● **Reading passage**
Yana Skakun
Yana Skakun
Some of my favourite wedding photographs are made long after the ceremony confetti has settled – when the light fades over a Cambridgeshire barn and the day softens into candle glow, fairy lights and laughter. Night wedding photography is where a celebration becomes cinematic, and after fifteen seasons shooting across Cambridge, Suffolk and the wider East of England, I've learned that the dark isn't something to fight. It's your most dramatic creative tool.
Most couples plan their day around the daytime portraits, and rightly so. But the evening is where the atmosphere lives. Once the sun drops – which, in a British winter, can be as early as half three – the venue lighting takes over, and suddenly you have warm pools of light, deep shadows and a mood that simply doesn't exist at noon. A marquee in a Suffolk field becomes a glowing lantern. A Cambridge college courtyard turns into something out of a painting.
The trick is to stop thinking of darkness as the absence of light and start treating it as a backdrop you get to paint onto. Every bare bulb, festoon string and candle becomes a deliberate element. When I brief couples, I tell them the night shots are not an afterthought tacked onto a tired schedule – they're a separate, intentional chapter of the day worth carving out ten quiet minutes for.
Bare on-camera flash is the fastest way to make a beautiful evening look like a passport photo. The light is harsh, the background goes black, and all that gorgeous venue ambience disappears. Instead, I work almost entirely with off-camera flash on a stand, fired through a small softbox or bounced off a nearby wall or ceiling to wrap the light gently around my couple's faces.
The real magic, though, is dragging the shutter. By slowing my shutter speed to somewhere around a fifth or an eighth of a second, the flash freezes the couple while the ambient light – the festoons, the disco, the candlelight – has time to register on the sensor. The result is a portrait that feels alive and rooted in the room, not cut out and pasted onto a void. A second flash placed behind the couple as a rim light separates them from the dark and adds that subtle, expensive-looking glow along the hair and shoulders.

● **Job 1**
In the night wedding photography text, what shutter speed is used when dragging the shutter?
● **Job 2**
Quote the part of the night wedding photography text that opens with the words containing "Most couples plan" and closes with "quiet minutes for.".

● **Given records**
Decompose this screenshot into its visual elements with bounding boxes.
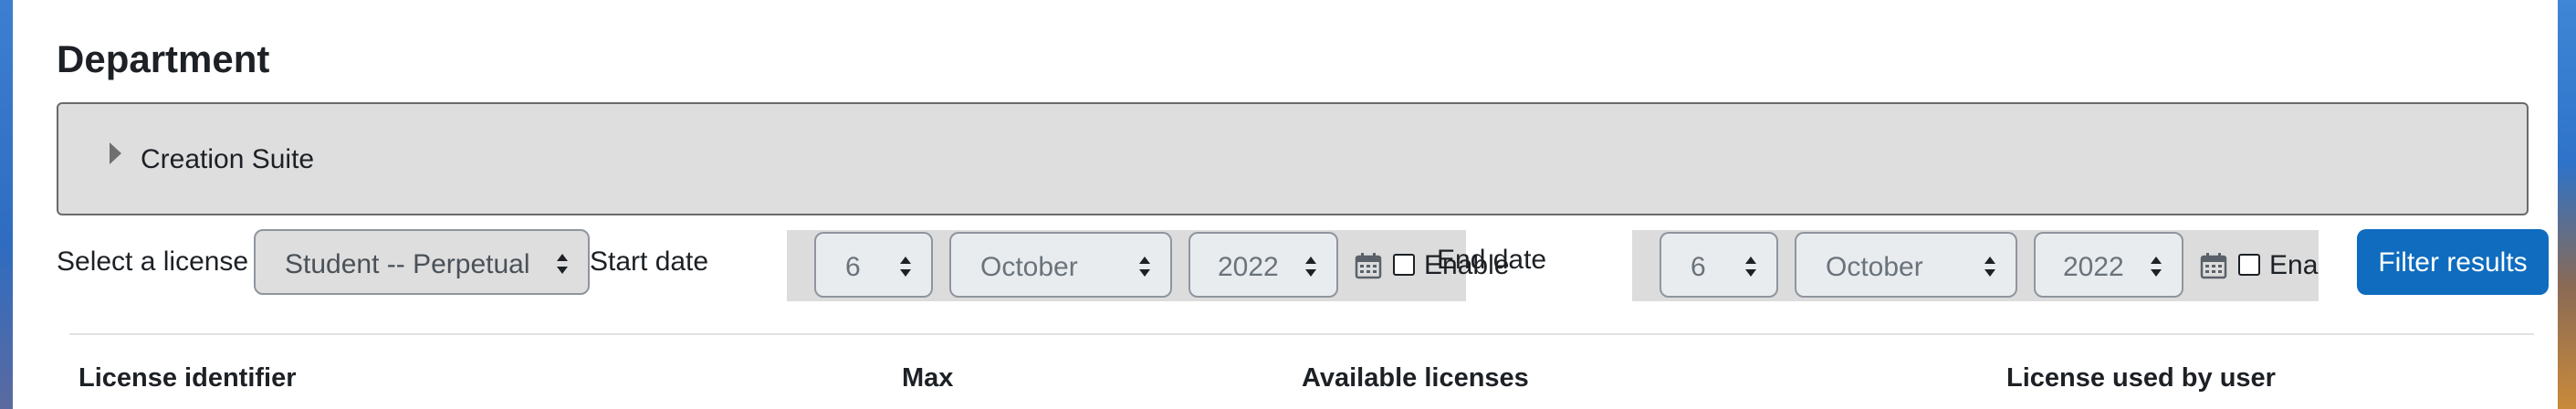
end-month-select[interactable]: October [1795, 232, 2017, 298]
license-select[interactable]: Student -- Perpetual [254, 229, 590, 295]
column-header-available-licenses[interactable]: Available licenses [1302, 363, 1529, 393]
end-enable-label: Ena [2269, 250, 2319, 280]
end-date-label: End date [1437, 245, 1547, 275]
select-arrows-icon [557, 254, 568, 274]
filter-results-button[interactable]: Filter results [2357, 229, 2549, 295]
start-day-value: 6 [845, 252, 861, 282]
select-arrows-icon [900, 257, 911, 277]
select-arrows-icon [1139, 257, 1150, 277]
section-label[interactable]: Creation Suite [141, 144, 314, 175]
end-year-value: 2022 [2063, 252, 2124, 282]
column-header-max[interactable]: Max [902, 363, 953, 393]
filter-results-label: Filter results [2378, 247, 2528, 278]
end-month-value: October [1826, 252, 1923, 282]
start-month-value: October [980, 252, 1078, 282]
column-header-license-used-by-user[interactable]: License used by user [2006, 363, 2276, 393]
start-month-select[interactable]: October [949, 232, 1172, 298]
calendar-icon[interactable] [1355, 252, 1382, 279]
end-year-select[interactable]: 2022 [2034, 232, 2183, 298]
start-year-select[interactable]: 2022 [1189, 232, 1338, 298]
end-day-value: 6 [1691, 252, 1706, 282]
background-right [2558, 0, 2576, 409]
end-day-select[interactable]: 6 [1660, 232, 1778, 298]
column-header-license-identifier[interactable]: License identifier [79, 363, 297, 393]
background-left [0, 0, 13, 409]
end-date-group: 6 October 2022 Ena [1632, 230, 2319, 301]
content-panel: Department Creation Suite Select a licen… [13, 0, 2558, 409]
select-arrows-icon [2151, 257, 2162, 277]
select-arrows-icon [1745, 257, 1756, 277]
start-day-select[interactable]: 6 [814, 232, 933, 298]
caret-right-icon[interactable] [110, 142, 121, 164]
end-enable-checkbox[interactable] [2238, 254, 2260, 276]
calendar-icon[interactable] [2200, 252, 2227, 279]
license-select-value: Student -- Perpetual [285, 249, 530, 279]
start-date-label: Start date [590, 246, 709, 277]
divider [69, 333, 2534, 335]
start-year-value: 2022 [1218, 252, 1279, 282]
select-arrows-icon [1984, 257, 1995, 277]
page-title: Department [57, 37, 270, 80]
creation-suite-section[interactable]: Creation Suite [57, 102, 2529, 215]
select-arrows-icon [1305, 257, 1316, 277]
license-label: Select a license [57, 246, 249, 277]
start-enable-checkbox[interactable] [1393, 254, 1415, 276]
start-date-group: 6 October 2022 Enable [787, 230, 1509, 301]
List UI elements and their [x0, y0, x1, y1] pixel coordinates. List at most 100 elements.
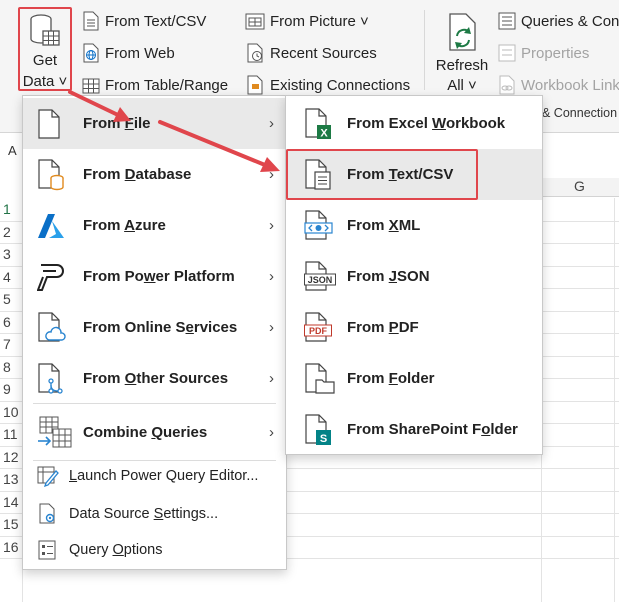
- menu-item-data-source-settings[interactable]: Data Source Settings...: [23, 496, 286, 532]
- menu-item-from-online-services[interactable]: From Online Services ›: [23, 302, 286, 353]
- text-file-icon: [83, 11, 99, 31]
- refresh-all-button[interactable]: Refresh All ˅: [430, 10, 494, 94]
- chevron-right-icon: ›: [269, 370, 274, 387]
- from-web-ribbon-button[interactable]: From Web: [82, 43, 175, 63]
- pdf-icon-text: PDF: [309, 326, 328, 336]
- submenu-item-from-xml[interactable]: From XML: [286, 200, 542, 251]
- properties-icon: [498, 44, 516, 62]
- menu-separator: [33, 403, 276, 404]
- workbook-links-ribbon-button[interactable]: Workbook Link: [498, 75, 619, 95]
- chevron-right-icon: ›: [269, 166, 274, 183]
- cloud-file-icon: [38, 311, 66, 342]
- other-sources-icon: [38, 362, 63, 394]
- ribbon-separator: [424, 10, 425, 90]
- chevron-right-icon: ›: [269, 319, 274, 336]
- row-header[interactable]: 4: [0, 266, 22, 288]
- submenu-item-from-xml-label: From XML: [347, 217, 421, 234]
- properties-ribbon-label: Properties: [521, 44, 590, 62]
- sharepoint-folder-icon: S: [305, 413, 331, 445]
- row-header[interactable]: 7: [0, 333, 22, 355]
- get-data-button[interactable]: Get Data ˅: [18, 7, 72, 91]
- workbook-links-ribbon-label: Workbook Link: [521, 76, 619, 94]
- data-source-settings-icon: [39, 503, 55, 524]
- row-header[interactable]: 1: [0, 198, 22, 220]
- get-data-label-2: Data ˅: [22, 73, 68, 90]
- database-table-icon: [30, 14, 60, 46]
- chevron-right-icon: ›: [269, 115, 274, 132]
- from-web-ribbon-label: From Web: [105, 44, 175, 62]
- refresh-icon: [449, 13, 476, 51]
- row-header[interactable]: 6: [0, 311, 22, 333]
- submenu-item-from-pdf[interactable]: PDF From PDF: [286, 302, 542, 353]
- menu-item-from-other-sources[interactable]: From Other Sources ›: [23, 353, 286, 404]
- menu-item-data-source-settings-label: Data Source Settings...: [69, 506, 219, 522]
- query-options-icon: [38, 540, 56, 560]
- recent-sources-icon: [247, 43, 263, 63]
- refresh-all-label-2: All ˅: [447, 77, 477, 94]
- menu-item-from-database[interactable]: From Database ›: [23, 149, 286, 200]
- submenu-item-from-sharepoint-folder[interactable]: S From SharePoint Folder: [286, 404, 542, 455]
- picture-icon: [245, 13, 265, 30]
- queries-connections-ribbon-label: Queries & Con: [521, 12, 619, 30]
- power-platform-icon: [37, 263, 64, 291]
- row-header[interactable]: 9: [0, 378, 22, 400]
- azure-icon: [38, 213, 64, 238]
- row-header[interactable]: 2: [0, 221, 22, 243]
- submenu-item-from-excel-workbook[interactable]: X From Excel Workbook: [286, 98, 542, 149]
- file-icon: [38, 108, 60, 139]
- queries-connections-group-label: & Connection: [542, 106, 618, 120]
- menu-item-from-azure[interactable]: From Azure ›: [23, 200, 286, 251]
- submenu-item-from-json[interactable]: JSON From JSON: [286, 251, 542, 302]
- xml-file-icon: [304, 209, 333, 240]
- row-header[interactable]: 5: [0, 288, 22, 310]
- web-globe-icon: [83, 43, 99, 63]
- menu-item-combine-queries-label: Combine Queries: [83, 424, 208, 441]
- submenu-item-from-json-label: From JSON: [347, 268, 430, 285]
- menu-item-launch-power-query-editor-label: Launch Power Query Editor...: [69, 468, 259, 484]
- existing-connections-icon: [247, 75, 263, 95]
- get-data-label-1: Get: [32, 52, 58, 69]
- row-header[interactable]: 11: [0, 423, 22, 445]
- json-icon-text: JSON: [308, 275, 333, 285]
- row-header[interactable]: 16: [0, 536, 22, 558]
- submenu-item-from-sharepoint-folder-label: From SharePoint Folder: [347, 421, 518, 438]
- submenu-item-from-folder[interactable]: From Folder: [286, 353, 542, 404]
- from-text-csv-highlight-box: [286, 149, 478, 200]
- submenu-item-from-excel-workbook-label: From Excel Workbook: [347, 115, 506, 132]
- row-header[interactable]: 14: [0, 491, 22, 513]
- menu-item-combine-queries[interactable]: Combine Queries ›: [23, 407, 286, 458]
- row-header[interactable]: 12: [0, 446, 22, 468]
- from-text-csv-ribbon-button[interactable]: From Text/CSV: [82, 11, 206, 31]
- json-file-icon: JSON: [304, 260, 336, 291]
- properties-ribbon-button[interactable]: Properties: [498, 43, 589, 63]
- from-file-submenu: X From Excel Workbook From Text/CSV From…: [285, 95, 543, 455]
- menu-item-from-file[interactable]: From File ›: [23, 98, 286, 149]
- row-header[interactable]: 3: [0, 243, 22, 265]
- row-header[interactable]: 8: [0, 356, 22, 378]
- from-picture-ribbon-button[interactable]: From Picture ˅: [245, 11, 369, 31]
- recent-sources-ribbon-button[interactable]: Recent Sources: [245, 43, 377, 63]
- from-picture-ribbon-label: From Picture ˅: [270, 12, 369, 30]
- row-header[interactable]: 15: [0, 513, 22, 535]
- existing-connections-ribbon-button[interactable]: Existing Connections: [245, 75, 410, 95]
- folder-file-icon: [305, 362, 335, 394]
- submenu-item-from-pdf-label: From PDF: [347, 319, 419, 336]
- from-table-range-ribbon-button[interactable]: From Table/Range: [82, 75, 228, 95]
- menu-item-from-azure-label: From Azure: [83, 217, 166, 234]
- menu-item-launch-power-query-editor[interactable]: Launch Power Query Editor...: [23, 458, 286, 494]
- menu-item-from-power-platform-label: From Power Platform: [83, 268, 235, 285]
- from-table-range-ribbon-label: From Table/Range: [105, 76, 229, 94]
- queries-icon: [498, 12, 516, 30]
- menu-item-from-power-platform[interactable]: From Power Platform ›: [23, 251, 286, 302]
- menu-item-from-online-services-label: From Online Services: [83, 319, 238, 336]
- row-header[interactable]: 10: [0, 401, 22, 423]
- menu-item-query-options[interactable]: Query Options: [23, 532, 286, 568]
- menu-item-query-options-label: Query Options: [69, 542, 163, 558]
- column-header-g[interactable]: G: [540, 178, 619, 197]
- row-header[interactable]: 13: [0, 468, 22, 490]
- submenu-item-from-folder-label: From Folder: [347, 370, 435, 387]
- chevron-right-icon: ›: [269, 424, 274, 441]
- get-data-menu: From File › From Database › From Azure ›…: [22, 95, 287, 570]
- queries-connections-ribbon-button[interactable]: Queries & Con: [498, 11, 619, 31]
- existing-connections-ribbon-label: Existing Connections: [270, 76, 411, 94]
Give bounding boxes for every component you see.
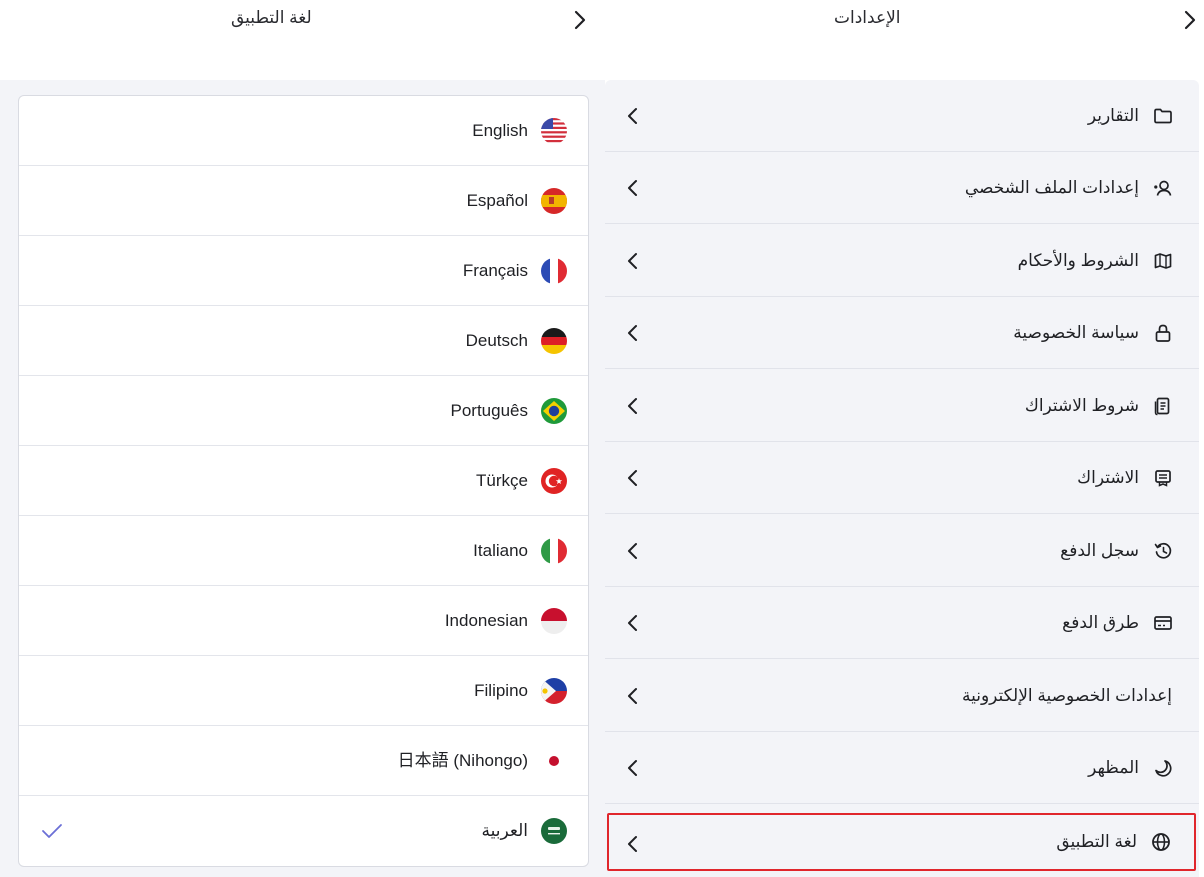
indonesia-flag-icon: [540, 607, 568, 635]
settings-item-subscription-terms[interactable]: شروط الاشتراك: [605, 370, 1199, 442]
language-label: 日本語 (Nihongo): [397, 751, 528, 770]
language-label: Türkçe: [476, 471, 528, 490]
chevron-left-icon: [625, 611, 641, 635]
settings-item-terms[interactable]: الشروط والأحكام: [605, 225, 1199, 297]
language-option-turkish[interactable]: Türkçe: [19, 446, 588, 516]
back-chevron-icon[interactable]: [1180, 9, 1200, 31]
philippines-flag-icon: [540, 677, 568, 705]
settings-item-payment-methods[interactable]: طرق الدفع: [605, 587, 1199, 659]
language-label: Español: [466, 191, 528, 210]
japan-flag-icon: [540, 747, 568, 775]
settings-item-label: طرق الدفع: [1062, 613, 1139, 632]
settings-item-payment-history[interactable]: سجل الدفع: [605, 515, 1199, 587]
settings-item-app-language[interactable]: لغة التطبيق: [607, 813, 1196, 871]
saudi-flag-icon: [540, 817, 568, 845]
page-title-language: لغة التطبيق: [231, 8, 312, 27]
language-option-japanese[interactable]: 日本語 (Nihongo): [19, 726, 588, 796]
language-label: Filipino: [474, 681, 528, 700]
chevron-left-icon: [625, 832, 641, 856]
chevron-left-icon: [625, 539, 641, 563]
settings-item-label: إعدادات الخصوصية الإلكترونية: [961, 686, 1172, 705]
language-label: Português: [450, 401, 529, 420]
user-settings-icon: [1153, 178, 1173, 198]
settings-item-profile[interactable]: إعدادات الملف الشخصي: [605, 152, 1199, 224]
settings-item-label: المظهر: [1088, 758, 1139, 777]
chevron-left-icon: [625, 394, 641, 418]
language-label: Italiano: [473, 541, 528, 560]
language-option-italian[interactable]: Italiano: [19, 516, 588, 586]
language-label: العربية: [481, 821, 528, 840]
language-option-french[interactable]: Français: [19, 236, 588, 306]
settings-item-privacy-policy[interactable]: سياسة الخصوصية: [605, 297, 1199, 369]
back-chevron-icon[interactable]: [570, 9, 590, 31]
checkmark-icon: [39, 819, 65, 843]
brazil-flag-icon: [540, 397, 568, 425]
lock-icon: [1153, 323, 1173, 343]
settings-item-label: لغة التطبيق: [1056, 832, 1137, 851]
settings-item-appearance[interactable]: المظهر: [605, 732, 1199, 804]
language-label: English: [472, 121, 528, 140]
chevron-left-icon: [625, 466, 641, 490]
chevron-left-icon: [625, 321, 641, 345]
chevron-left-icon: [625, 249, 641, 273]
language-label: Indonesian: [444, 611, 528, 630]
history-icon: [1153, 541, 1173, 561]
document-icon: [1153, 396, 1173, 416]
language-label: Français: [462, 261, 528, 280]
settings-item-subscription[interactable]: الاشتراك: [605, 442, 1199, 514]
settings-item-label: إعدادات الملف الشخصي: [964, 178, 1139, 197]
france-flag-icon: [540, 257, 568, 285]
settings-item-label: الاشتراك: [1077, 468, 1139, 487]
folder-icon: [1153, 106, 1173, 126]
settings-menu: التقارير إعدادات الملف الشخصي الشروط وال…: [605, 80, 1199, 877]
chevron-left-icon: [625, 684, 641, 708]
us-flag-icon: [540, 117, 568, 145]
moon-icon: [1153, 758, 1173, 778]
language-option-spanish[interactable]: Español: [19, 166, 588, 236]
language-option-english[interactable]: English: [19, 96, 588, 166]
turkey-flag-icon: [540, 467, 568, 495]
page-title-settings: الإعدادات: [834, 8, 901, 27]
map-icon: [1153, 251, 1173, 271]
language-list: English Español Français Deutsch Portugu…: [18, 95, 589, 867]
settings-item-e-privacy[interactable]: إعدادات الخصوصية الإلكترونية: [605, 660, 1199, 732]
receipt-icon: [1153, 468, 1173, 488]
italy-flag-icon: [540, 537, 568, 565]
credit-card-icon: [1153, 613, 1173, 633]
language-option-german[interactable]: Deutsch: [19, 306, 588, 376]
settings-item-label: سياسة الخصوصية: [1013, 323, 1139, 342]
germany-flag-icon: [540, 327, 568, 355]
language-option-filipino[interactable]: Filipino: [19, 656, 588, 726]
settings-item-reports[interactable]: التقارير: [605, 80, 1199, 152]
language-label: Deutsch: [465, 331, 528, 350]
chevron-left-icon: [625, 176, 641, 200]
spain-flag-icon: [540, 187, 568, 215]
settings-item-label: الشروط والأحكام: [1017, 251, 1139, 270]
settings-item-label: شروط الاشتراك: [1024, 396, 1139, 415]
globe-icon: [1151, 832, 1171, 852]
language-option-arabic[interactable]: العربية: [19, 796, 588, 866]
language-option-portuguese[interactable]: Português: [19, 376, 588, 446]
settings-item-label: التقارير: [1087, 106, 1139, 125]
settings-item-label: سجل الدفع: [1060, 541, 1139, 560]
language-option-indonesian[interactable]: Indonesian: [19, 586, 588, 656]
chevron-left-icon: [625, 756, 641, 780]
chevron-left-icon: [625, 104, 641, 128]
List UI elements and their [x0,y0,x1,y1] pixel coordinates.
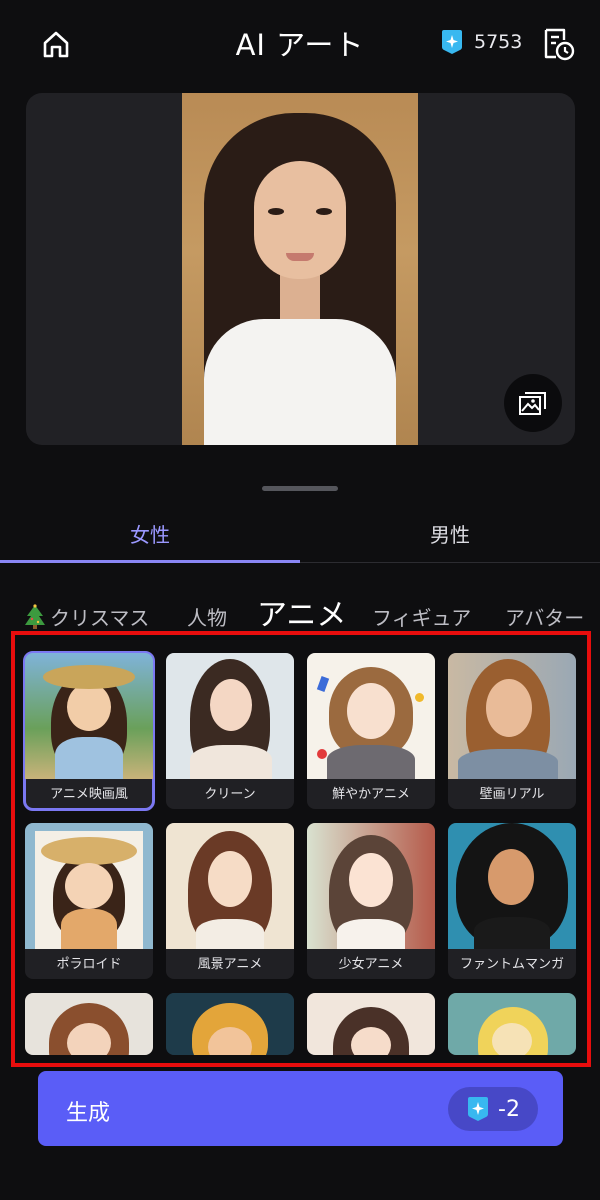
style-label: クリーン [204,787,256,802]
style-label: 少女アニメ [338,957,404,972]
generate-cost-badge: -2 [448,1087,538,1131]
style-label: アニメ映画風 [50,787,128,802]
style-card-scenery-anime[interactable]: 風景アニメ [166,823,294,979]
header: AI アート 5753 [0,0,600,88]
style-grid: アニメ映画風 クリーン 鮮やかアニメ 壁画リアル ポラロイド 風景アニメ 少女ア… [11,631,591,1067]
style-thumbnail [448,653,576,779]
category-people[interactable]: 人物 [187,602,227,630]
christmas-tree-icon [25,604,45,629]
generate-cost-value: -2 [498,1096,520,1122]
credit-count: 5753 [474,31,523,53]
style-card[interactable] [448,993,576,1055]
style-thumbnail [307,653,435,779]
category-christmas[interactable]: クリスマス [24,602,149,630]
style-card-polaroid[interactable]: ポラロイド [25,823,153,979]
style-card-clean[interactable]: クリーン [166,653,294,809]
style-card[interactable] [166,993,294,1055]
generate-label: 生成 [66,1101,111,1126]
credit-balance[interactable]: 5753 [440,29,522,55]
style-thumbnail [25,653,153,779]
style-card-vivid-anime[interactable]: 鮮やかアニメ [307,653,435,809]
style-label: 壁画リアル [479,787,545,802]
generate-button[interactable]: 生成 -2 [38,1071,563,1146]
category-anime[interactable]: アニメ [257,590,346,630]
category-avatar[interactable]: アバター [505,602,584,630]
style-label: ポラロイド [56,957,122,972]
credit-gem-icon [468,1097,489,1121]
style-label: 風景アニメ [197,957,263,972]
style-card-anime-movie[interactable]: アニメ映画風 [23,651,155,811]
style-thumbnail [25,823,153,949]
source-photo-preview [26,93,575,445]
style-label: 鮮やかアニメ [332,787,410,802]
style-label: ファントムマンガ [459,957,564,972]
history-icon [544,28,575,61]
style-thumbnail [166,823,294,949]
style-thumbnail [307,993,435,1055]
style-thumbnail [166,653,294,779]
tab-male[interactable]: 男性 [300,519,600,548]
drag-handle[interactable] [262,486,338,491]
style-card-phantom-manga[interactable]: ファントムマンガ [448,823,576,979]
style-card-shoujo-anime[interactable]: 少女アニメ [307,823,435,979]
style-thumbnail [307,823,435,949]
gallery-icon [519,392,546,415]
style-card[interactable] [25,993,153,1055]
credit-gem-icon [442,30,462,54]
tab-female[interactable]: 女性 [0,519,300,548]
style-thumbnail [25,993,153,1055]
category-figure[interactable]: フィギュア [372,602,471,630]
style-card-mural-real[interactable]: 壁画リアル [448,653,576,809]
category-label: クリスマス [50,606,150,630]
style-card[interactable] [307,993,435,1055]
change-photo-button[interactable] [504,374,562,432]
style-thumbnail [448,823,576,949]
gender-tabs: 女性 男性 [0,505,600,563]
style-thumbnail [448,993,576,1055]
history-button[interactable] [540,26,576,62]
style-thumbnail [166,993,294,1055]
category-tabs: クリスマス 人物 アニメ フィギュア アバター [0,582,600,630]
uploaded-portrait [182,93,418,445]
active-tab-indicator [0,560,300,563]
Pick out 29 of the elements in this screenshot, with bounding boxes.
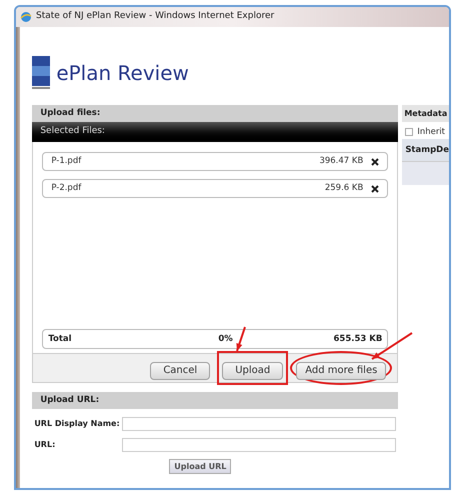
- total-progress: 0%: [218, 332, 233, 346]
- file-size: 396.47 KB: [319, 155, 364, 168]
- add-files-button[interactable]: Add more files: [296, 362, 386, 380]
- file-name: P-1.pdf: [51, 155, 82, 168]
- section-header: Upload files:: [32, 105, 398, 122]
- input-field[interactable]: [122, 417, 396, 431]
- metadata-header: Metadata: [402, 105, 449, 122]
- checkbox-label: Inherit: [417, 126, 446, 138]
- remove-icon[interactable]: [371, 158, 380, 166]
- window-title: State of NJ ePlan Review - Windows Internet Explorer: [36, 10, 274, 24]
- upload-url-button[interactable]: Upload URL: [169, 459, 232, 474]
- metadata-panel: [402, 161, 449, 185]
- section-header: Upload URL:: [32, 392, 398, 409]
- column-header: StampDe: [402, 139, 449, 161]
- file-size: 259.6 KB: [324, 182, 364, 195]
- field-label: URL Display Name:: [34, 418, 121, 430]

● **Complete answer 1**
Somewhere around a fifth or an eighth of a second.

● **Complete answer 2**
Most couples plan their day around the daytime portraits, and rightly so. But the evening is where the atmosphere lives. Once the sun drops – which, in a British winter, can be as early as half three – the venue lighting takes over, and suddenly you have warm pools of light, deep shadows and a mood that simply doesn't exist at noon. A marquee in a Suffolk field becomes a glowing lantern. A Cambridge college courtyard turns into something out of a painting.
The trick is to stop thinking of darkness as the absence of light and start treating it as a backdrop you get to paint onto. Every bare bulb, festoon string and candle becomes a deliberate element. When I brief couples, I tell them the night shots are not an afterthought tacked onto a tired schedule – they're a separate, intentional chapter of the day worth carving out ten quiet minutes for.